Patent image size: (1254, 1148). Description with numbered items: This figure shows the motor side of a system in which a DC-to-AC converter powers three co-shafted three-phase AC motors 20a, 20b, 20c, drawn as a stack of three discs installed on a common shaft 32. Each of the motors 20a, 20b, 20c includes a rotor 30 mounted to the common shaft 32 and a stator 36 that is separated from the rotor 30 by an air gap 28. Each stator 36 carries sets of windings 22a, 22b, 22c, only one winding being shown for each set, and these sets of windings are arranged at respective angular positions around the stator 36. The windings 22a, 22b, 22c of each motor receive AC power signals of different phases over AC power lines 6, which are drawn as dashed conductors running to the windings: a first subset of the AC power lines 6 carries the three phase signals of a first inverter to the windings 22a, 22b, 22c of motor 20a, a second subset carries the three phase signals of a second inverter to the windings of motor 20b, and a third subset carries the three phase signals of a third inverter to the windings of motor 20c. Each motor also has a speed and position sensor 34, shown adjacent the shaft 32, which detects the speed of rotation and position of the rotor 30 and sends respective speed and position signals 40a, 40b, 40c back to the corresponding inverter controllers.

_ _ _

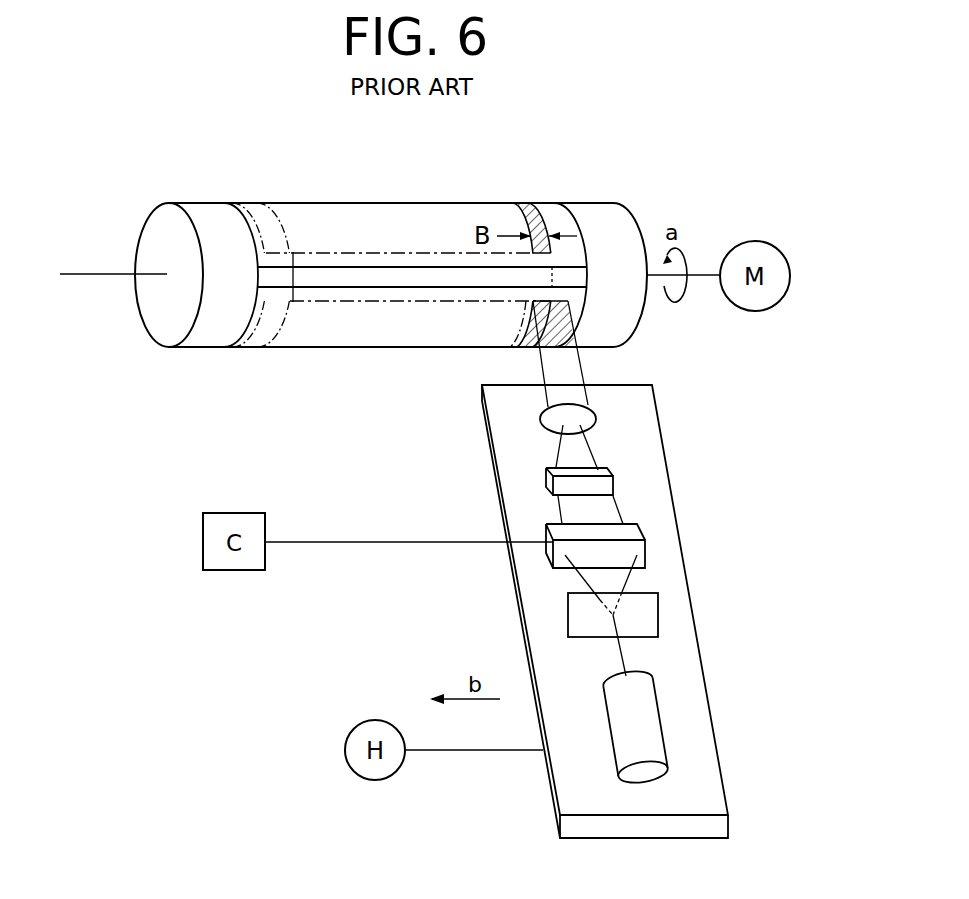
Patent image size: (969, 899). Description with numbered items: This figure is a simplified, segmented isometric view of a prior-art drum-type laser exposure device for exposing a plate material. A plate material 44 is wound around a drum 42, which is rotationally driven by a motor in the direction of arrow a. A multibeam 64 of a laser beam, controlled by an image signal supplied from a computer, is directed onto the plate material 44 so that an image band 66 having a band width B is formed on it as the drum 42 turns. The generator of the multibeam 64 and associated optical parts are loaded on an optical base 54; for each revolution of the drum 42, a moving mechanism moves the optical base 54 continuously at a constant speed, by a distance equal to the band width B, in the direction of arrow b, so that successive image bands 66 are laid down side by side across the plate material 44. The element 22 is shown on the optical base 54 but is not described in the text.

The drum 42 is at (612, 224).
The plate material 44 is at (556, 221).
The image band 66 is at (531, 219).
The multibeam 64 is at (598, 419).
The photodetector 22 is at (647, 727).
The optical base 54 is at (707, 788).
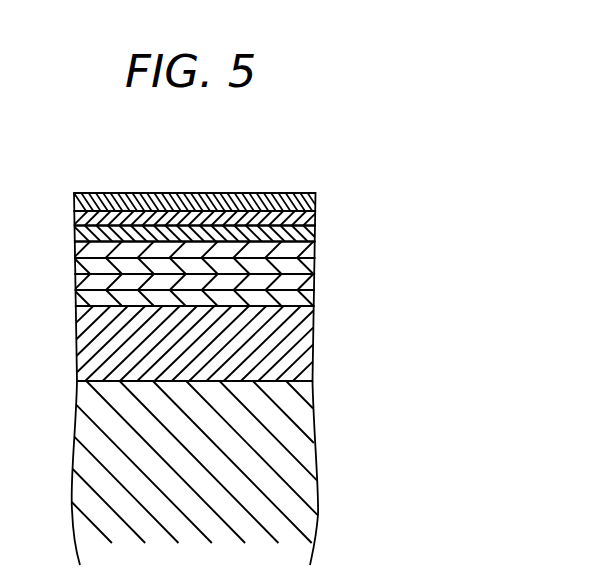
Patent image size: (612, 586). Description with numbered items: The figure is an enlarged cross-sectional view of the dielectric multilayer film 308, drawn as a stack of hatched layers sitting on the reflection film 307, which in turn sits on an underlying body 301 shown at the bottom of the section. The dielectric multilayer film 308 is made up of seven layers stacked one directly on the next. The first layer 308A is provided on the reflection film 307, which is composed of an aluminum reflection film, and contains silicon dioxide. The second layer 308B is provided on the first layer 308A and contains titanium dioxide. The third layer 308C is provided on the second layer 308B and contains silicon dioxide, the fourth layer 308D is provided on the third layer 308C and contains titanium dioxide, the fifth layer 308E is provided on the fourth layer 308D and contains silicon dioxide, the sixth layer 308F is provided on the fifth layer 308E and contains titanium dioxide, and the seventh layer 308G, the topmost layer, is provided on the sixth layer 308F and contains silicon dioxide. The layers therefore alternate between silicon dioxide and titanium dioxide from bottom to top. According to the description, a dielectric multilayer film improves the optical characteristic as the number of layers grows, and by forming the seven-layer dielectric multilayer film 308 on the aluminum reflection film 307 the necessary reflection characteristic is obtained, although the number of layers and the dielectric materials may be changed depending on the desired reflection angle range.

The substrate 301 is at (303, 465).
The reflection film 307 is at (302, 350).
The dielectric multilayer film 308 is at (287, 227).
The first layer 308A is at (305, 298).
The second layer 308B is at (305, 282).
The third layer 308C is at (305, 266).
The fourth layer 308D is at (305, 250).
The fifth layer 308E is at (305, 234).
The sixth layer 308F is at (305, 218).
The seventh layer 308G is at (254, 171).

_ _ _

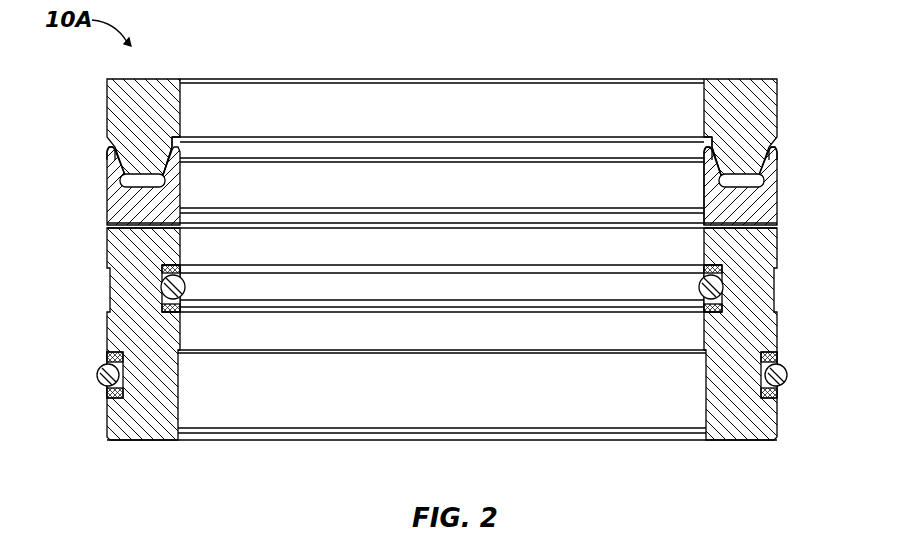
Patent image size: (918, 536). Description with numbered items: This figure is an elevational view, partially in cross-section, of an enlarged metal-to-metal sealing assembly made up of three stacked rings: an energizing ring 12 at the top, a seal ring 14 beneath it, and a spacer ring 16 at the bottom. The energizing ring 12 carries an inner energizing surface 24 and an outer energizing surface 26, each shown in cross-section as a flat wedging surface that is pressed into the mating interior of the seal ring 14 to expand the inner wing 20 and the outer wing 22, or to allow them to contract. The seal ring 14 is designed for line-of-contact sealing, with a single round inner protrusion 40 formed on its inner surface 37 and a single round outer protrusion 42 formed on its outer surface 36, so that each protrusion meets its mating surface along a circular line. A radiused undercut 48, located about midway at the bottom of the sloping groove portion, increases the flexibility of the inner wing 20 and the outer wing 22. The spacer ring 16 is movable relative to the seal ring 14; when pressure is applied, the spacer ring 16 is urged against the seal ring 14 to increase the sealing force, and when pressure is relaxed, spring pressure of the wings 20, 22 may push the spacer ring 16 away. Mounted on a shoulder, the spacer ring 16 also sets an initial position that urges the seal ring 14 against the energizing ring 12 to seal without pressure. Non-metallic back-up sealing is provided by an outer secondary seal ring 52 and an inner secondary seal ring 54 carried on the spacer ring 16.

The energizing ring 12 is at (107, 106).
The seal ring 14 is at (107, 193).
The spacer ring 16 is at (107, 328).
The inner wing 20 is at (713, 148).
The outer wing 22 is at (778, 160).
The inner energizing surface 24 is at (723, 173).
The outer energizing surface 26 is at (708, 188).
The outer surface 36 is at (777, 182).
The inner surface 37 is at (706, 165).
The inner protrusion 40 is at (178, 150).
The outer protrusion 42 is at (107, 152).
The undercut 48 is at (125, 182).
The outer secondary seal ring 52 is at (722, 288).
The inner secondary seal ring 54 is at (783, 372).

_ _ _

**WHAT THE TASK ASKS**. Show every line of the items that contains the string "drum".

**TASK SOLUTION**.
Patent image size: (969, 899). Description with numbered items: This figure is a simplified, segmented isometric view of a prior-art drum-type laser exposure device for exposing a plate material. A plate material 44 is wound around a drum 42, which is rotationally driven by a motor in the direction of arrow a. A multibeam 64 of a laser beam, controlled by an image signal supplied from a computer, is directed onto the plate material 44 so that an image band 66 having a band width B is formed on it as the drum 42 turns. The generator of the multibeam 64 and associated optical parts are loaded on an optical base 54; for each revolution of the drum 42, a moving mechanism moves the optical base 54 continuously at a constant speed, by a distance equal to the band width B, in the direction of arrow b, so that successive image bands 66 are laid down side by side across the plate material 44. The element 22 is shown on the optical base 54 but is not described in the text.
The drum 42 is at (612, 224).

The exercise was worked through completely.